Input rows start

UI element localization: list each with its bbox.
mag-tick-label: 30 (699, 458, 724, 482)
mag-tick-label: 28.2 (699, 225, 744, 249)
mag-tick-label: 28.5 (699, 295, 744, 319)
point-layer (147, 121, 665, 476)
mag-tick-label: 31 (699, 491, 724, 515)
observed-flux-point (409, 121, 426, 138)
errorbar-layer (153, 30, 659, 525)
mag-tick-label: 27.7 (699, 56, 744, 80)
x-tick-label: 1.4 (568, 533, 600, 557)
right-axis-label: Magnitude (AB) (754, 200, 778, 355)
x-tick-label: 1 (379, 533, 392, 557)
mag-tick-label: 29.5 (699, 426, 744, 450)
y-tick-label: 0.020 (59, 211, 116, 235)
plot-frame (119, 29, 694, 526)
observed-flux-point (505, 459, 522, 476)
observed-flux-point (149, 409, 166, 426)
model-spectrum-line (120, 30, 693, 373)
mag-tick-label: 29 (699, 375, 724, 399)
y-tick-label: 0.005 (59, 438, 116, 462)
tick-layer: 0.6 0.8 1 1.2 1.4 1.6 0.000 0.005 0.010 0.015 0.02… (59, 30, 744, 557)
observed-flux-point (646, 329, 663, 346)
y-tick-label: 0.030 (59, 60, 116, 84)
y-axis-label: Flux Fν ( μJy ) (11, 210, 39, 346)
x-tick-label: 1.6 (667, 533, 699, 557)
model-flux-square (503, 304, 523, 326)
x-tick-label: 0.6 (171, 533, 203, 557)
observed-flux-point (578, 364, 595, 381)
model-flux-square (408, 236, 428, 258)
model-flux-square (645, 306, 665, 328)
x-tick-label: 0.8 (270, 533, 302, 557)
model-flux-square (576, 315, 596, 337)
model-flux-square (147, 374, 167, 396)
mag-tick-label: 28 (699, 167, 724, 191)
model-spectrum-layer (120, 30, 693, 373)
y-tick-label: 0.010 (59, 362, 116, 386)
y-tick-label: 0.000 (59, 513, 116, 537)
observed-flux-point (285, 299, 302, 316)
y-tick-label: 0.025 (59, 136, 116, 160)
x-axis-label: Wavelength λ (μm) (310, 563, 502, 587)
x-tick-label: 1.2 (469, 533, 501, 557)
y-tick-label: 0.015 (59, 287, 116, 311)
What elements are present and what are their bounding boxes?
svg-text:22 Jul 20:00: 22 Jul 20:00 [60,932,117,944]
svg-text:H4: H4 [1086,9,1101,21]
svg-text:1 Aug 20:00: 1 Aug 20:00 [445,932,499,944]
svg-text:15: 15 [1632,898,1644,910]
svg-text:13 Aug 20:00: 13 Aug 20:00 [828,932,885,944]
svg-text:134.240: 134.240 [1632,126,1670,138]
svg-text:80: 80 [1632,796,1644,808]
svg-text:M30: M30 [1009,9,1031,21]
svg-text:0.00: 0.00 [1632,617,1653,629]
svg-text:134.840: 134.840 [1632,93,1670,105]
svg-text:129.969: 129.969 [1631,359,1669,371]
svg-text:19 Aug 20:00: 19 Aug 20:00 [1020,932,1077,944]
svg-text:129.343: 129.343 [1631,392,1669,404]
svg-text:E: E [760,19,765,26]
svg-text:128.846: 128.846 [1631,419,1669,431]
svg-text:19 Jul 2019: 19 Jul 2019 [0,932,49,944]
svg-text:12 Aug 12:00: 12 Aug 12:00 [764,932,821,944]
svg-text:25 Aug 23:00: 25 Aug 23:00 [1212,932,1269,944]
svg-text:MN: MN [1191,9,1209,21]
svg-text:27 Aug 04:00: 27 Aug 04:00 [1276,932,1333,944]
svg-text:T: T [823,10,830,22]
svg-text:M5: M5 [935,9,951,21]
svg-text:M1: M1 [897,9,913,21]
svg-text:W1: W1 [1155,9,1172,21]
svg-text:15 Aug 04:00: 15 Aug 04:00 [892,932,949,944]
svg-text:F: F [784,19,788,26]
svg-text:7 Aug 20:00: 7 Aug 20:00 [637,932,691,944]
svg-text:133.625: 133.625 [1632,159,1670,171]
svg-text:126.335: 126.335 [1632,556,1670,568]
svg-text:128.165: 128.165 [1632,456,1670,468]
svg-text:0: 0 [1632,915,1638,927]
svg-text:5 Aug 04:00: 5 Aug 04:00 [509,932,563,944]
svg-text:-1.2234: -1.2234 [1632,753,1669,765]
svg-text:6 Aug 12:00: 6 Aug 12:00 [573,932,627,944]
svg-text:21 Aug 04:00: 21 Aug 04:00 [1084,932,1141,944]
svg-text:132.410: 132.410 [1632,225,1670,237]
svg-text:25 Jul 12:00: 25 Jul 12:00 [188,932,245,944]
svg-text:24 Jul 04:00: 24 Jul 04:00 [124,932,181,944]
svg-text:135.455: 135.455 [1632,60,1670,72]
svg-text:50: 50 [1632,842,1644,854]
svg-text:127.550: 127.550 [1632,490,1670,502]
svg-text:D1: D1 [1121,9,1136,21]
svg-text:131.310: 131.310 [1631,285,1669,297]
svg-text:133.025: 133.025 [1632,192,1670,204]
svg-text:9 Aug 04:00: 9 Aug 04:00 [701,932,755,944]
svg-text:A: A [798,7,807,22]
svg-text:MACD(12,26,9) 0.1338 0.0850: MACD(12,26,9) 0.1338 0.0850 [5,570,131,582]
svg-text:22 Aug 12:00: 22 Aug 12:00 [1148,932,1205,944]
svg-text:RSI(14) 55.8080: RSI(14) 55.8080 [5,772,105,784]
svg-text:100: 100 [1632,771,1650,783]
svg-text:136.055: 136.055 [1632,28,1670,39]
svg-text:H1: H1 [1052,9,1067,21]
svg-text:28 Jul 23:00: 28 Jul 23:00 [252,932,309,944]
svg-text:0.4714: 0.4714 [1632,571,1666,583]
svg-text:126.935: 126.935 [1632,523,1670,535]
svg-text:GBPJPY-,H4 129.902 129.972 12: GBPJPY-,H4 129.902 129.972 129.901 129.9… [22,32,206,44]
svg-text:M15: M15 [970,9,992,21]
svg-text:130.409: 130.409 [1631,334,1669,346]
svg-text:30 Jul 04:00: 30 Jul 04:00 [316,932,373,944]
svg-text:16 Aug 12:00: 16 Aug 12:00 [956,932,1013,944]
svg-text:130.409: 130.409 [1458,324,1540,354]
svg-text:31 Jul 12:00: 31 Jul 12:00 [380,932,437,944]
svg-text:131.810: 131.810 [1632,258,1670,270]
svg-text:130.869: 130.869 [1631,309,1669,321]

Input rows end

Please pull out every line of the records above and reproduce each one verbatim.

Reply to the exercise:
UI element localization: list each with its bbox.
mag-tick-label: 30 (699, 458, 724, 482)
mag-tick-label: 28.2 (699, 225, 744, 249)
mag-tick-label: 28.5 (699, 295, 744, 319)
point-layer (147, 121, 665, 476)
mag-tick-label: 31 (699, 491, 724, 515)
observed-flux-point (409, 121, 426, 138)
errorbar-layer (153, 30, 659, 525)
mag-tick-label: 27.7 (699, 56, 744, 80)
x-tick-label: 1.4 (568, 533, 600, 557)
right-axis-label: Magnitude (AB) (754, 200, 778, 355)
x-tick-label: 1 (379, 533, 392, 557)
mag-tick-label: 29.5 (699, 426, 744, 450)
y-tick-label: 0.020 (59, 211, 116, 235)
plot-frame (119, 29, 694, 526)
observed-flux-point (505, 459, 522, 476)
observed-flux-point (149, 409, 166, 426)
model-spectrum-line (120, 30, 693, 373)
mag-tick-label: 29 (699, 375, 724, 399)
y-tick-label: 0.005 (59, 438, 116, 462)
tick-layer: 0.6 0.8 1 1.2 1.4 1.6 0.000 0.005 0.010 0.015 0.02… (59, 30, 744, 557)
observed-flux-point (646, 329, 663, 346)
y-tick-label: 0.030 (59, 60, 116, 84)
y-axis-label: Flux Fν ( μJy ) (11, 210, 39, 346)
x-tick-label: 1.6 (667, 533, 699, 557)
model-flux-square (503, 304, 523, 326)
x-tick-label: 0.6 (171, 533, 203, 557)
observed-flux-point (578, 364, 595, 381)
model-flux-square (408, 236, 428, 258)
model-flux-square (645, 306, 665, 328)
x-tick-label: 0.8 (270, 533, 302, 557)
model-flux-square (576, 315, 596, 337)
model-flux-square (147, 374, 167, 396)
mag-tick-label: 28 (699, 167, 724, 191)
model-spectrum-layer (120, 30, 693, 373)
y-tick-label: 0.010 (59, 362, 116, 386)
y-tick-label: 0.000 (59, 513, 116, 537)
observed-flux-point (285, 299, 302, 316)
y-tick-label: 0.025 (59, 136, 116, 160)
x-axis-label: Wavelength λ (μm) (310, 563, 502, 587)
x-tick-label: 1.2 (469, 533, 501, 557)
y-tick-label: 0.015 (59, 287, 116, 311)
What elements are present and what are their bounding boxes?
svg-text:22 Jul 20:00: 22 Jul 20:00 [60,932,117,944]
svg-text:H4: H4 [1086,9,1101,21]
svg-text:1 Aug 20:00: 1 Aug 20:00 [445,932,499,944]
svg-text:15: 15 [1632,898,1644,910]
svg-text:13 Aug 20:00: 13 Aug 20:00 [828,932,885,944]
svg-text:134.240: 134.240 [1632,126,1670,138]
svg-text:80: 80 [1632,796,1644,808]
svg-text:M30: M30 [1009,9,1031,21]
svg-text:0.00: 0.00 [1632,617,1653,629]
svg-text:134.840: 134.840 [1632,93,1670,105]
svg-text:129.969: 129.969 [1631,359,1669,371]
svg-text:19 Aug 20:00: 19 Aug 20:00 [1020,932,1077,944]
svg-text:129.343: 129.343 [1631,392,1669,404]
svg-text:E: E [760,19,765,26]
svg-text:128.846: 128.846 [1631,419,1669,431]
svg-text:19 Jul 2019: 19 Jul 2019 [0,932,49,944]
svg-text:12 Aug 12:00: 12 Aug 12:00 [764,932,821,944]
svg-text:25 Aug 23:00: 25 Aug 23:00 [1212,932,1269,944]
svg-text:MN: MN [1191,9,1209,21]
svg-text:27 Aug 04:00: 27 Aug 04:00 [1276,932,1333,944]
svg-text:T: T [823,10,830,22]
svg-text:M5: M5 [935,9,951,21]
svg-text:M1: M1 [897,9,913,21]
svg-text:W1: W1 [1155,9,1172,21]
svg-text:15 Aug 04:00: 15 Aug 04:00 [892,932,949,944]
svg-text:F: F [784,19,788,26]
svg-text:7 Aug 20:00: 7 Aug 20:00 [637,932,691,944]
svg-text:133.625: 133.625 [1632,159,1670,171]
svg-text:126.335: 126.335 [1632,556,1670,568]
svg-text:128.165: 128.165 [1632,456,1670,468]
svg-text:0: 0 [1632,915,1638,927]
svg-text:5 Aug 04:00: 5 Aug 04:00 [509,932,563,944]
svg-text:-1.2234: -1.2234 [1632,753,1669,765]
svg-text:6 Aug 12:00: 6 Aug 12:00 [573,932,627,944]
svg-text:21 Aug 04:00: 21 Aug 04:00 [1084,932,1141,944]
svg-text:132.410: 132.410 [1632,225,1670,237]
svg-text:25 Jul 12:00: 25 Jul 12:00 [188,932,245,944]
svg-text:24 Jul 04:00: 24 Jul 04:00 [124,932,181,944]
svg-text:135.455: 135.455 [1632,60,1670,72]
svg-text:50: 50 [1632,842,1644,854]
svg-text:127.550: 127.550 [1632,490,1670,502]
svg-text:D1: D1 [1121,9,1136,21]
svg-text:131.310: 131.310 [1631,285,1669,297]
svg-text:133.025: 133.025 [1632,192,1670,204]
svg-text:9 Aug 04:00: 9 Aug 04:00 [701,932,755,944]
svg-text:A: A [798,7,807,22]
svg-text:MACD(12,26,9) 0.1338 0.0850: MACD(12,26,9) 0.1338 0.0850 [5,570,131,582]
svg-text:22 Aug 12:00: 22 Aug 12:00 [1148,932,1205,944]
svg-text:RSI(14) 55.8080: RSI(14) 55.8080 [5,772,105,784]
svg-text:100: 100 [1632,771,1650,783]
svg-text:136.055: 136.055 [1632,28,1670,39]
svg-text:H1: H1 [1052,9,1067,21]
svg-text:28 Jul 23:00: 28 Jul 23:00 [252,932,309,944]
svg-text:0.4714: 0.4714 [1632,571,1666,583]
svg-text:126.935: 126.935 [1632,523,1670,535]
svg-text:GBPJPY-,H4 129.902 129.972 12: GBPJPY-,H4 129.902 129.972 129.901 129.9… [22,32,206,44]
svg-text:M15: M15 [970,9,992,21]
svg-text:130.409: 130.409 [1631,334,1669,346]
svg-text:30 Jul 04:00: 30 Jul 04:00 [316,932,373,944]
svg-text:16 Aug 12:00: 16 Aug 12:00 [956,932,1013,944]
svg-text:130.409: 130.409 [1458,324,1540,354]
svg-text:31 Jul 12:00: 31 Jul 12:00 [380,932,437,944]
svg-text:131.810: 131.810 [1632,258,1670,270]
svg-text:130.869: 130.869 [1631,309,1669,321]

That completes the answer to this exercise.